Show every line that has the string "穩定婚姻分配和Gale" in it.

┄┄┄┄┄┄┄┄┄┄┄┄┄┄┄┄┄┄┄┄

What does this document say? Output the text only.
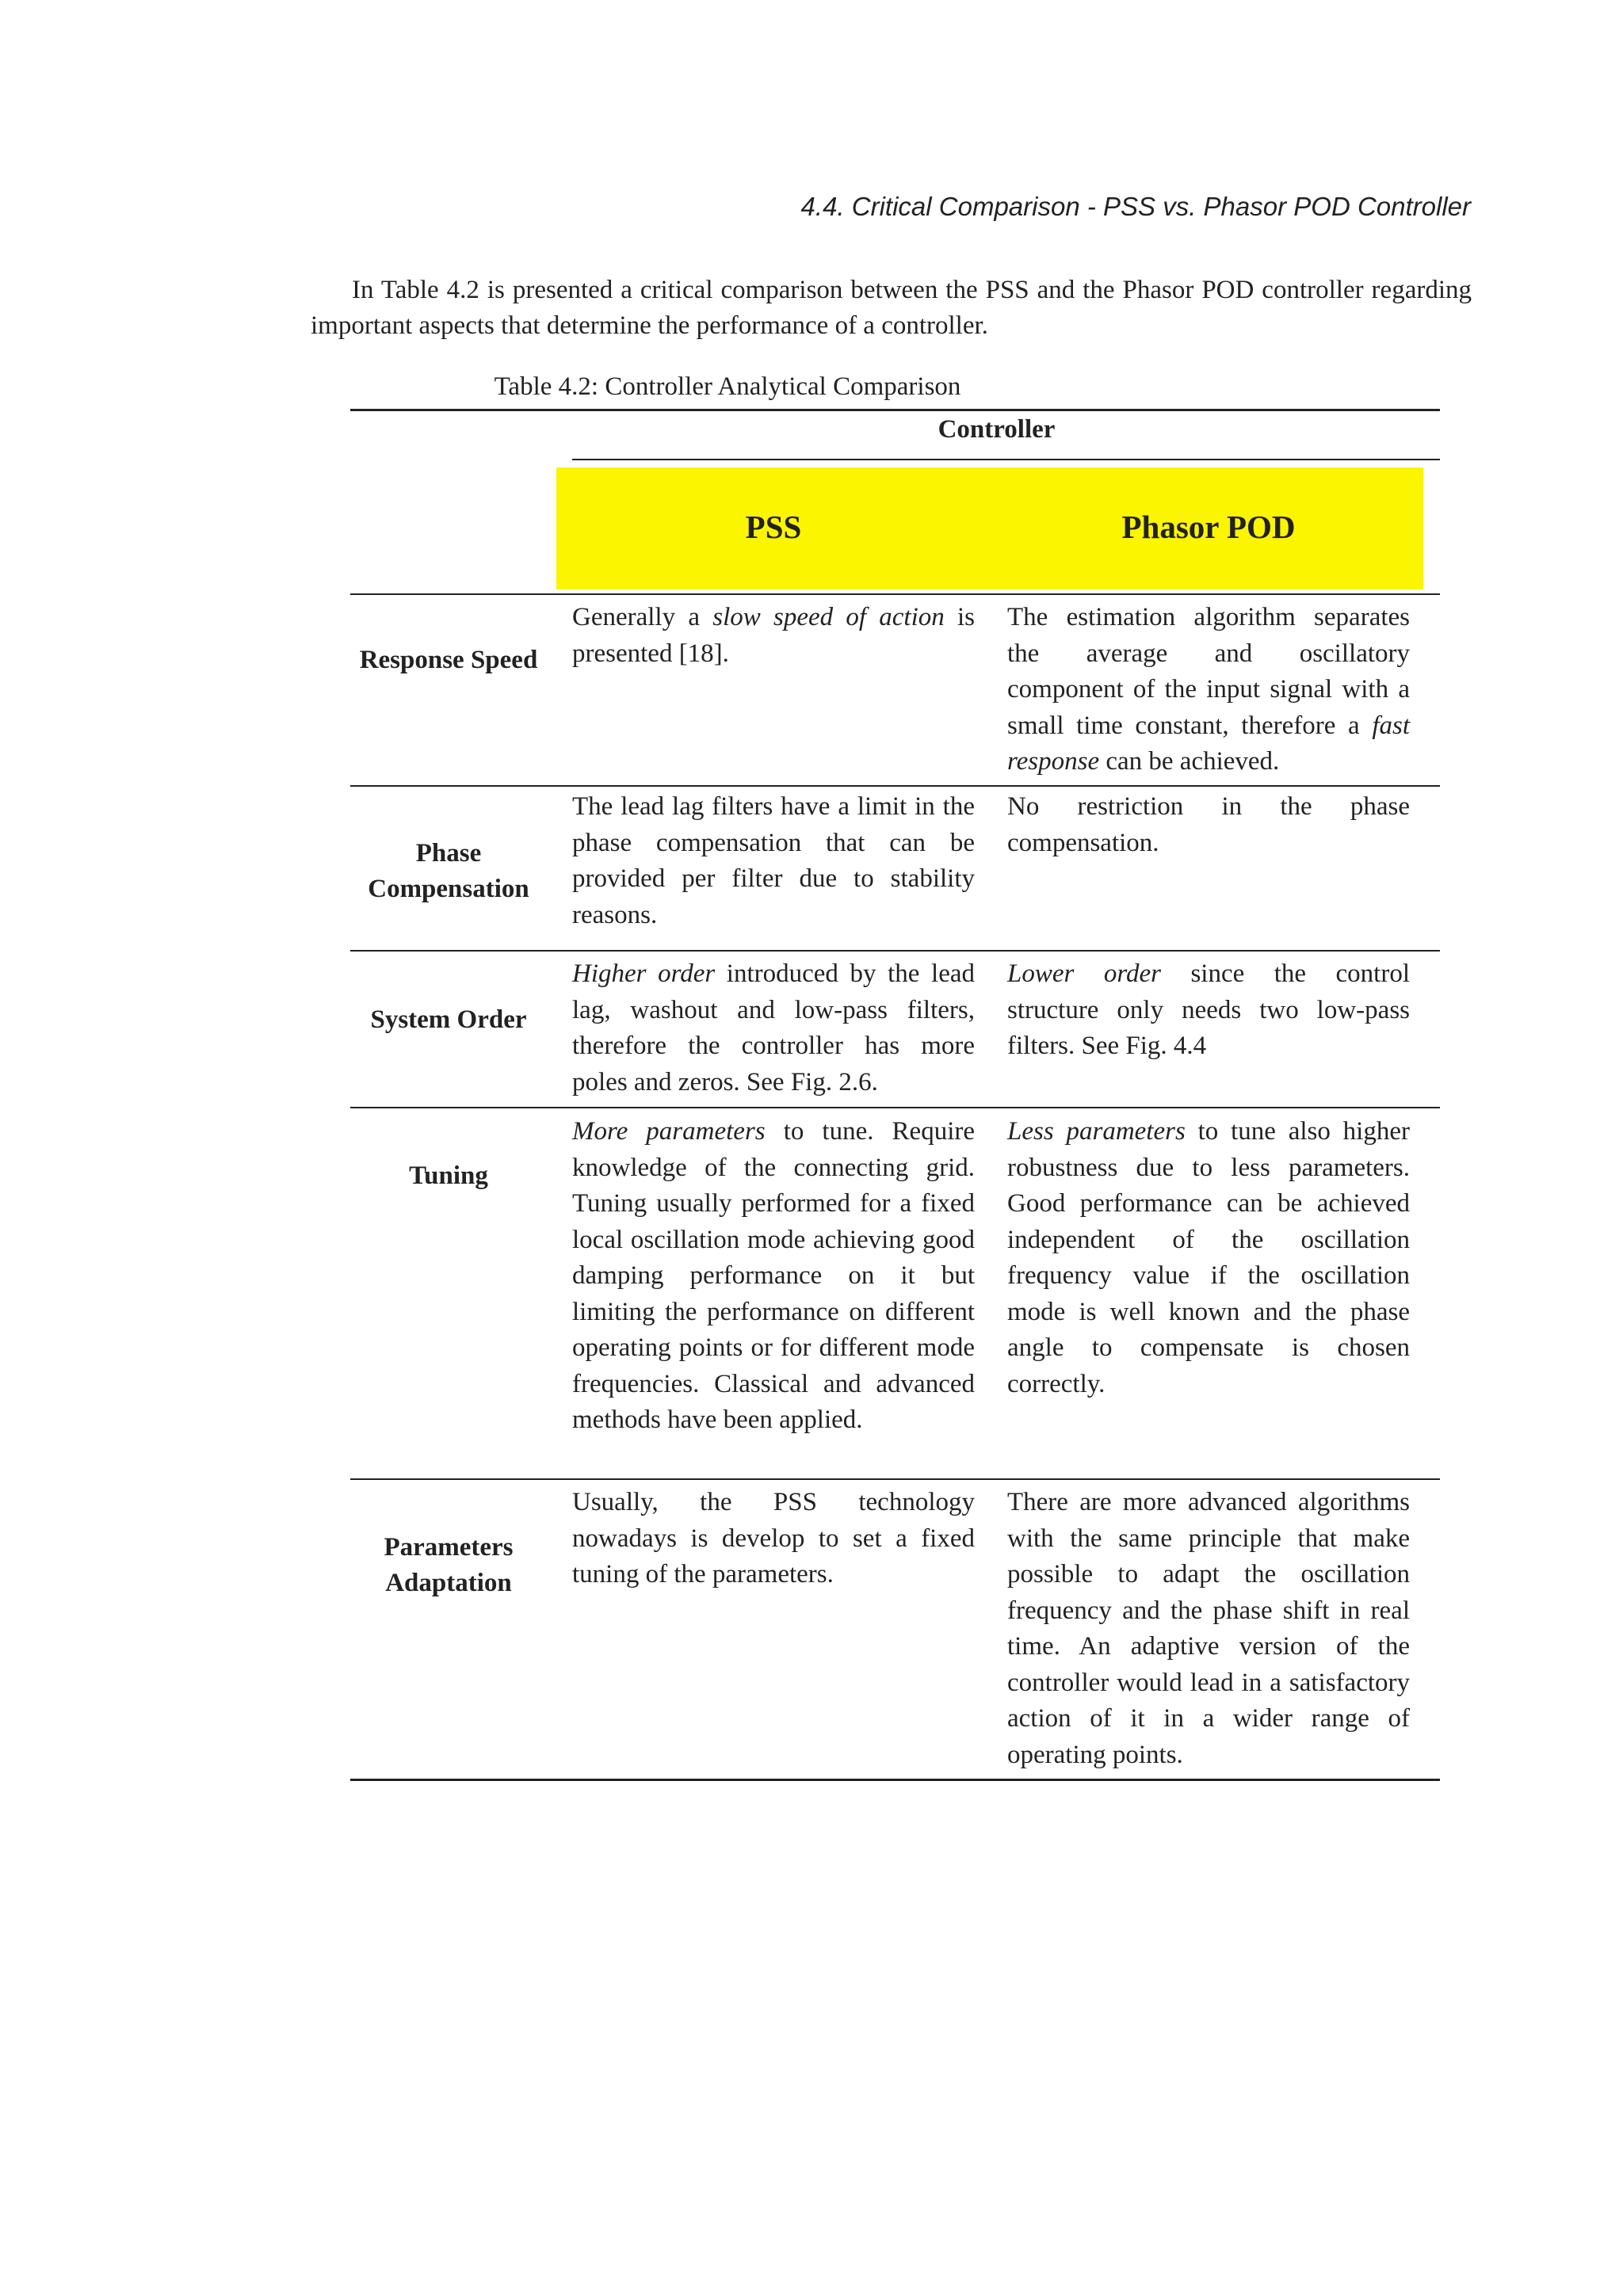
4.4. Critical Comparison - PSS vs. Phasor POD Controller

In Table 4.2 is presented a critical comparison between the PSS and the Phasor POD controller regarding important aspects that determine the performance of a controller.

Table 4.2: Controller Analytical Comparison
Controller
PSS	Phasor POD
Response Speed
Generally a slow speed of action is presented [18].
The estimation algorithm separates the average and oscillatory component of the input signal with a small time constant, therefore a fast response can be achieved.
Phase Compensation
The lead lag filters have a limit in the phase compensation that can be provided per filter due to stability reasons.
No restriction in the phase compensation.
System Order
Higher order introduced by the lead lag, washout and low-pass filters, therefore the controller has more poles and zeros. See Fig. 2.6.
Lower order since the control structure only needs two low-pass filters. See Fig. 4.4
Tuning
More parameters to tune. Require knowledge of the connecting grid. Tuning usually performed for a fixed local oscillation mode achieving good damping performance on it but limiting the performance on different operating points or for different mode frequencies. Classical and advanced methods have been applied.
Less parameters to tune also higher robustness due to less parameters. Good performance can be achieved independent of the oscillation frequency value if the oscillation mode is well known and the phase angle to compensate is chosen correctly.
Parameters Adaptation
Usually, the PSS technology nowadays is develop to set a fixed tuning of the parameters.
There are more advanced algorithms with the same principle that make possible to adapt the oscillation frequency and the phase shift in real time. An adaptive version of the controller would lead in a satisfactory action of it in a wider range of operating points.
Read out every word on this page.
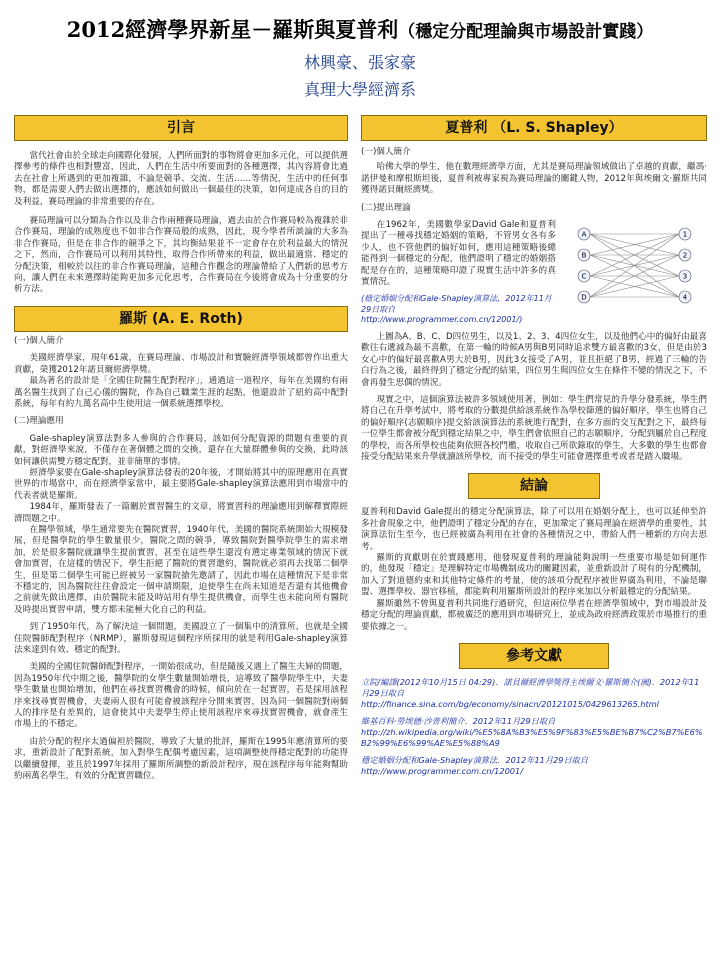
2012經濟學界新星－羅斯與夏普利（穩定分配理論與市場設計實踐）
林興豪、張家豪
真理大學經濟系
引言

當代社會由於全球走向國際化發展，人們所面對的事物將會更加多元化，可以提供選擇參考的條件也相對豐富，因此，人們在生活中所要面對的各種選擇，其內容將會比過去在社會上所遇到的更加複雜，不論是競爭、交流、生活……等情況，生活中的任何事物，都是需要人們去做出選擇的，應該如何做出一個最佳的決策，如何達成各自的目的及利益，賽局理論的非常重要的存在。

賽局理論可以分類為合作以及非合作兩種賽局理論，過去由於合作賽局較為複雜於非合作賽局，理論的成熟度也不如非合作賽局般的成熟，因此，現今學者所談論的大多為非合作賽局，但是在非合作的競爭之下，其均衡結果並不一定會存在於利益最大的情況之下，然而，合作賽局可以利用其特性，取得合作所帶來的利益，做出最適當、穩定的分配決策，相較於以往的非合作賽局理論，這種合作觀念的理論帶給了人們新的思考方向，讓人們在未來選擇時能夠更加多元化思考，合作賽局在今後將會成為十分重要的分析方法。

羅斯 (A. E. Roth)

(一)個人簡介

美國經濟學家，現年61歲，在賽局理論、市場設計和實驗經濟學領域都曾作出重大貢獻，榮獲2012年諾貝爾經濟學獎。

最為著名的設計是「全國住院醫生配對程序」，通過這一道程序，每年在美國約有兩萬名醫生找到了自己心儀的醫院，作為自己職業生涯的起點，他還設計了紐約高中配對系統，每年有約九萬名高中生使用這一個系統選擇學校。

(二)理論應用

Gale-shapley演算法對多人參與的合作賽局，該如何分配資源的問題有重要的貢獻，對經濟學來說，不僅存在著個體之間的交換，還存在大量群體參與的交換，此時該如何讓供需雙方穩定配對，並非簡單的事情。

經濟學家要在Gale-shapley演算法發表的20年後，才開始將其中的原理應用在真實世界的市場當中，而在經濟學家當中，最主要將Gale-shapley演算法應用到市場當中的代表者就是羅斯。

1984年，羅斯發表了一篇關於實習醫生的文章，將實習科的理論應用到解釋實際經濟問題之中。

在醫學領域，學生通常要先在醫院實習，1940年代，美國的醫院系統開始大規模發展，但是醫學院的學生數量很少，醫院之間的競爭，導致醫院對醫學院學生的需求增加，於是很多醫院就讓學生提前實習，甚至在這些學生還沒有選定專業領域的情況下就會加實習，在這樣的情況下，學生拒絕了醫院的實習邀約，醫院就必須再去找第二個學生，但是第二個學生可能已經被另一家醫院搶先邀請了，因此市場在這種情況下是非常不穩定的，因為醫院往往會設定一個申請期限，迫使學生在尚未知道是否還有其他機會之前就先做出選擇，由於醫院未能及時站用有學生提供機會，而學生也未能向所有醫院及時提出實習申請，雙方都未能極大化自己的利益。

到了1950年代，為了解決這一個問題，美國設立了一個集中的清算所，也就是全國住院醫師配對程序（NRMP），羅斯發現這個程序所採用的就是利用Gale-shapley演算法來達到有效、穩定的配對。

美國的全國住院醫師配對程序，一開始很成功，但是隨後又遇上了醫生夫婦的問題，因為1950年代中期之後，醫學院的女學生數量開始增長，這導致了醫學院學生中，夫妻學生數量也開始增加，他們在尋找實習機會的時候，傾向於在一起實習，若是採用該程序來找尋實習機會，夫妻兩人很有可能會被該程序分開來實習，因為同一個醫院對兩個人的排序是有差異的，這會使其中夫妻學生停止使用該程序來尋找實習機會，就會產生市場上的不穩定。

由於分配的程序太過偏袒於醫院，導致了大量的批評，羅斯在1995年應清算所的要求，重新設計了配對系統，加入對學生配偶考慮因素，這項調整使得穩定配對的功能得以繼續發揮，並且於1997年採用了羅斯所調整的新設計程序，現在該程序每年能夠幫助約兩萬名學生，有效的分配實習職位。

夏普利 （L. S. Shapley）

(一)個人簡介

哈佛大學的學生，他在數理經濟學方面，尤其是賽局理論領域做出了卓越的貢獻，繼馮·諾伊曼和摩根斯坦後，夏普利被專家視為賽局理論的關鍵人物，2012年與埃爾文·羅斯共同獲得諾貝爾經濟獎。

(二)提出理論

在1962年，美國數學家David Gale和夏普利提出了一種尋找穩定婚姻的策略，不管男女各有多少人，也不管他們的偏好如何，應用這種策略後總能得到一個穩定的分配，他們證明了穩定的婚姻搭配是存在的，這種策略印證了現實生活中許多的真實情況。

(穩定婚姻分配和Gale-Shapley演算法，2012年11月29日取自

http://www.programmer.com.cn/12001/)

A
B
C
D
1
2
3
4

上圖為A、B、C、D四位男生，以及1、2、3、4四位女生，以及他們心中的偏好由最喜歡往右遞減為最不喜歡，在第一輪的時候A男與B男同時追求雙方最喜歡的3女，但是由於3女心中的偏好最喜歡A男大於B男，因此3女接受了A男，並且拒絕了B男，經過了三輪的告白行為之後，最終得到了穩定分配的結果，四位男生與四位女生在條件不變的情況之下，不會再發生思偶的情況。

現實之中，這個演算法被許多領域使用著，例如：學生們常見的升學分發系統，學生們將自己在升學考試中，將考取的分數提供給該系統作為學校篩選的偏好順序，學生也將自己的偏好順序(志願順序)提交給該演算法的系統進行配對，在多方面的交互配對之下，最終每一位學生都會被分配到穩定結果之中，學生們會依照自己的志願順序，分配到屬於自己程度的學校，而各所學校也能夠依照各校門檻，收取自己所欲錄取的學生，大多數的學生也都會接受分配結果來升學就讀該所學校，而不接受的學生可能會選擇重考或者是踏入職場。

結論

夏普利和David Gale提出的穩定分配演算法，除了可以用在婚姻分配上，也可以延伸至許多社會現象之中，他們證明了穩定分配的存在，更加鞏定了賽局理論在經濟學的重要性，其演算法衍生至今，也已經被廣為利用在社會的各種情況之中，帶給人們一種新的方向去思考。

羅斯的貢獻則在於實踐應用，他發現夏普利的理論能夠說明一些重要市場是如何運作的，他發現「穩定」是理解特定市場機制成功的關鍵因素，並重新設計了現有的分配機制，加入了對道德約束和其他特定條件的考量，使的該項分配程序被世界廣為利用，不論是聯盟、選擇學校、器官移植，都能夠利用羅斯所設計的程序來加以分析最穩定的分配結果。

羅斯雖然不曾與夏普利共同進行過研究，但這兩位學者在經濟學領域中，對市場設計及穩定分配的理論貢獻，都被廣泛的應用到市場研究上，並成為政府經濟政策於市場推行的重要依據之一。

參考文獻

立院/編譯(2012年10月15日 04:29)．諾貝爾經濟學獎得主埃爾文·羅斯簡介(圖)．2012年11月29日取自

http://finance.sina.com/bg/economy/sinacn/20121015/0429613265.html

維基百科·勞埃德·沙普利簡介．2012年11月29日取自

http://zh.wikipedia.org/wiki/%E5%8A%B3%E5%9F%83%E5%BE%B7%C2%B7%E6%B2%99%E6%99%AE%E5%88%A9

穩定婚姻分配和Gale-Shapley演算法．2012年11月29日取自

http://www.programmer.com.cn/12001/
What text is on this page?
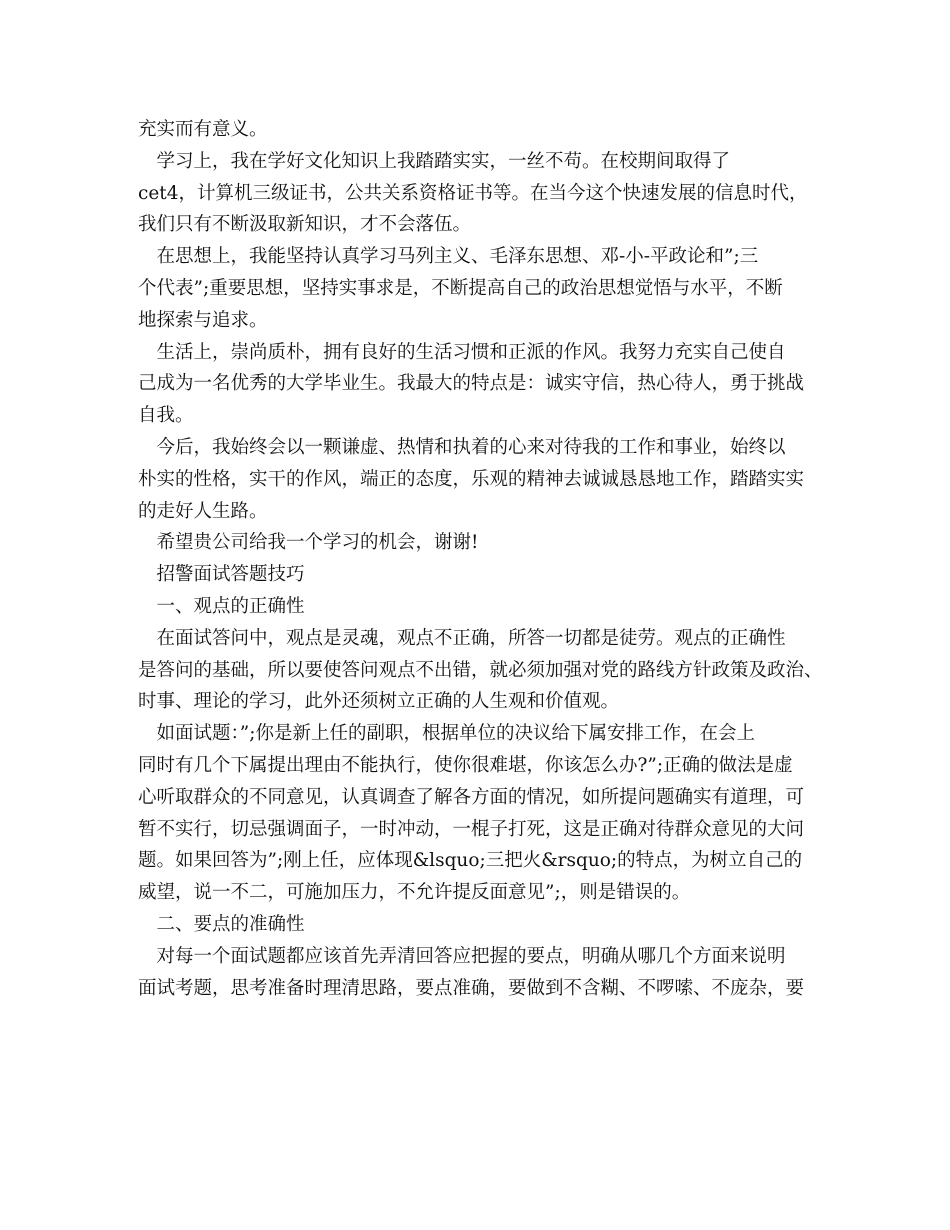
充实而有意义。
　学习上，我在学好文化知识上我踏踏实实，一丝不苟。在校期间取得了
cet4，计算机三级证书，公共关系资格证书等。在当今这个快速发展的信息时代，
我们只有不断汲取新知识，才不会落伍。
　在思想上，我能坚持认真学习马列主义、毛泽东思想、邓-小-平政论和”;三
个代表”;重要思想，坚持实事求是，不断提高自己的政治思想觉悟与水平，不断
地探索与追求。
　生活上，崇尚质朴，拥有良好的生活习惯和正派的作风。我努力充实自己使自
己成为一名优秀的大学毕业生。我最大的特点是：诚实守信，热心待人，勇于挑战
自我。
　今后，我始终会以一颗谦虚、热情和执着的心来对待我的工作和事业，始终以
朴实的性格，实干的作风，端正的态度，乐观的精神去诚诚恳恳地工作，踏踏实实
的走好人生路。
　希望贵公司给我一个学习的机会，谢谢!
　招警面试答题技巧
　一、观点的正确性
　在面试答问中，观点是灵魂，观点不正确，所答一切都是徒劳。观点的正确性
是答问的基础，所以要使答问观点不出错，就必须加强对党的路线方针政策及政治、
时事、理论的学习，此外还须树立正确的人生观和价值观。
　如面试题：”;你是新上任的副职，根据单位的决议给下属安排工作，在会上
同时有几个下属提出理由不能执行，使你很难堪，你该怎么办?”;正确的做法是虚
心听取群众的不同意见，认真调查了解各方面的情况，如所提问题确实有道理，可
暂不实行，切忌强调面子，一时冲动，一棍子打死，这是正确对待群众意见的大问
题。如果回答为”;刚上任，应体现&lsquo;三把火&rsquo;的特点，为树立自己的
威望，说一不二，可施加压力，不允许提反面意见”;，则是错误的。
　二、要点的准确性
　对每一个面试题都应该首先弄清回答应把握的要点，明确从哪几个方面来说明
面试考题，思考准备时理清思路，要点准确，要做到不含糊、不啰嗦、不庞杂，要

┄┄┄┄┄┄┄┄┄┄┄┄┄┄┄┄┄┄┄┄

» **SOLUTION TO THIS TASK**
(穩定婚姻分配和Gale-Shapley演算法，2012年11月29日取自
穩定婚姻分配和Gale-Shapley演算法．2012年11月29日取自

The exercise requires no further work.